## Extracted data entries
## START
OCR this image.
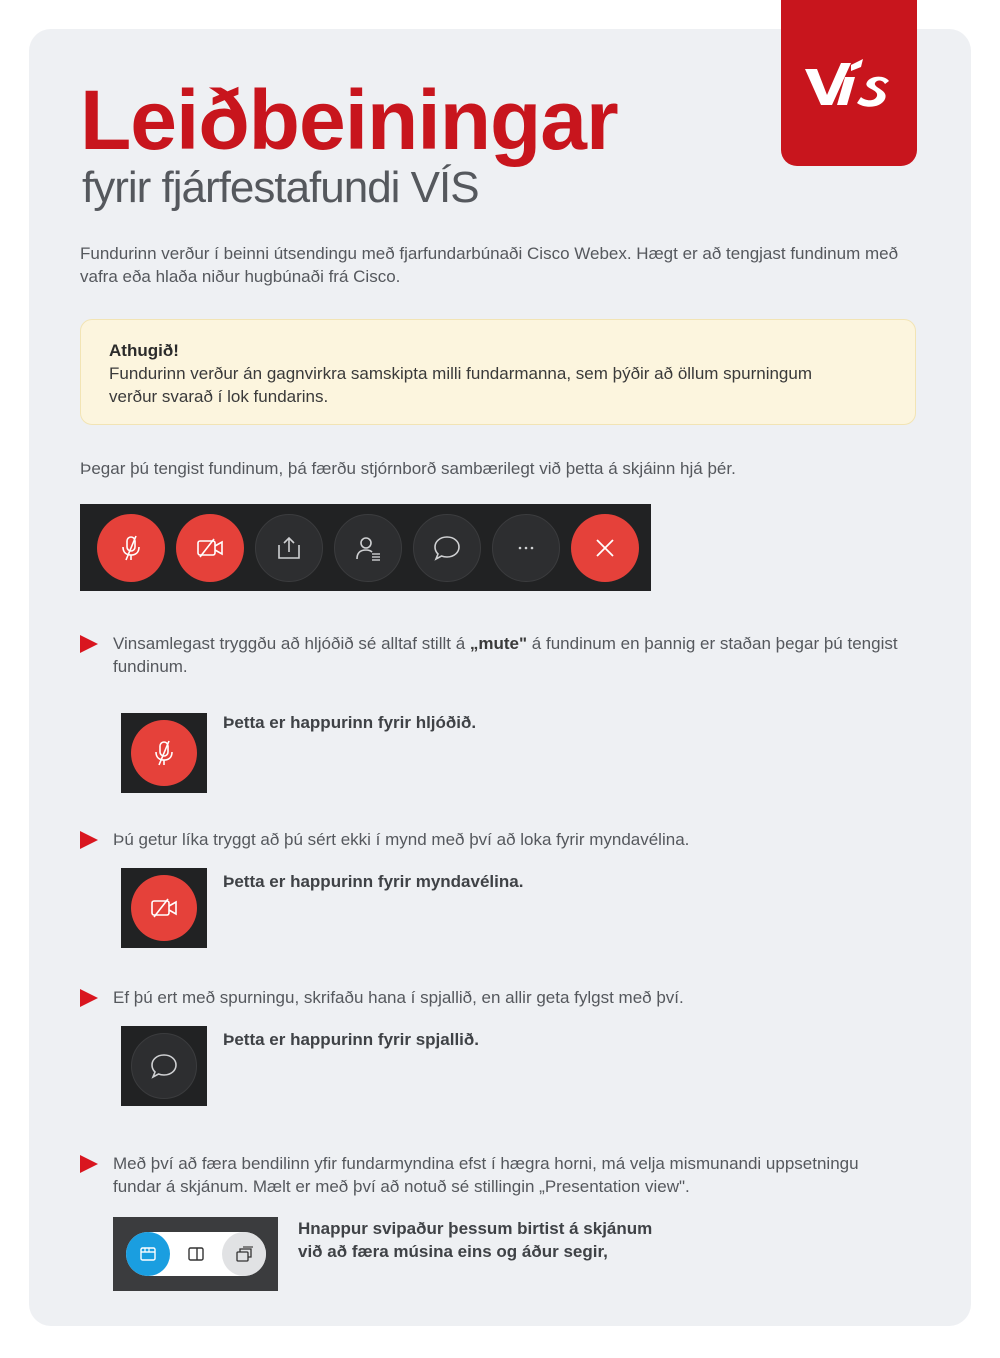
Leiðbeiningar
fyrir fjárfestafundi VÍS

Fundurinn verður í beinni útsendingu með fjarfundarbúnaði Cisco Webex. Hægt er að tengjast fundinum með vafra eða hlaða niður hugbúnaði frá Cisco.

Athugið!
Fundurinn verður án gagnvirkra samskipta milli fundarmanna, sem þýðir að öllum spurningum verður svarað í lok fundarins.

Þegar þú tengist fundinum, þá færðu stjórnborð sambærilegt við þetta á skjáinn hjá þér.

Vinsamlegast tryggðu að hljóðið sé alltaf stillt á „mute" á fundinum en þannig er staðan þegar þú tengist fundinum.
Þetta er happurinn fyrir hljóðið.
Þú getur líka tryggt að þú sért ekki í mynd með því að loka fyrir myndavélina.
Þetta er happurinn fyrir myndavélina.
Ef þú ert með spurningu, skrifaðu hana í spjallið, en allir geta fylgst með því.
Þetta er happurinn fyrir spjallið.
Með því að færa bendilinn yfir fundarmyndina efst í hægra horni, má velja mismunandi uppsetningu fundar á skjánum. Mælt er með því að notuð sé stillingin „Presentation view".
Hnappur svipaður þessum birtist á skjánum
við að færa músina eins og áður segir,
## END
## Stated problem
Keep the pictures out of your copy, and repeat every entry above exactly.

## Task answer
OCR this image.
Leiðbeiningar
fyrir fjárfestafundi VÍS

Fundurinn verður í beinni útsendingu með fjarfundarbúnaði Cisco Webex. Hægt er að tengjast fundinum með vafra eða hlaða niður hugbúnaði frá Cisco.

Athugið!
Fundurinn verður án gagnvirkra samskipta milli fundarmanna, sem þýðir að öllum spurningum verður svarað í lok fundarins.

Þegar þú tengist fundinum, þá færðu stjórnborð sambærilegt við þetta á skjáinn hjá þér.

Vinsamlegast tryggðu að hljóðið sé alltaf stillt á „mute" á fundinum en þannig er staðan þegar þú tengist fundinum.
Þetta er happurinn fyrir hljóðið.
Þú getur líka tryggt að þú sért ekki í mynd með því að loka fyrir myndavélina.
Þetta er happurinn fyrir myndavélina.
Ef þú ert með spurningu, skrifaðu hana í spjallið, en allir geta fylgst með því.
Þetta er happurinn fyrir spjallið.
Með því að færa bendilinn yfir fundarmyndina efst í hægra horni, má velja mismunandi uppsetningu fundar á skjánum. Mælt er með því að notuð sé stillingin „Presentation view".
Hnappur svipaður þessum birtist á skjánum
við að færa músina eins og áður segir,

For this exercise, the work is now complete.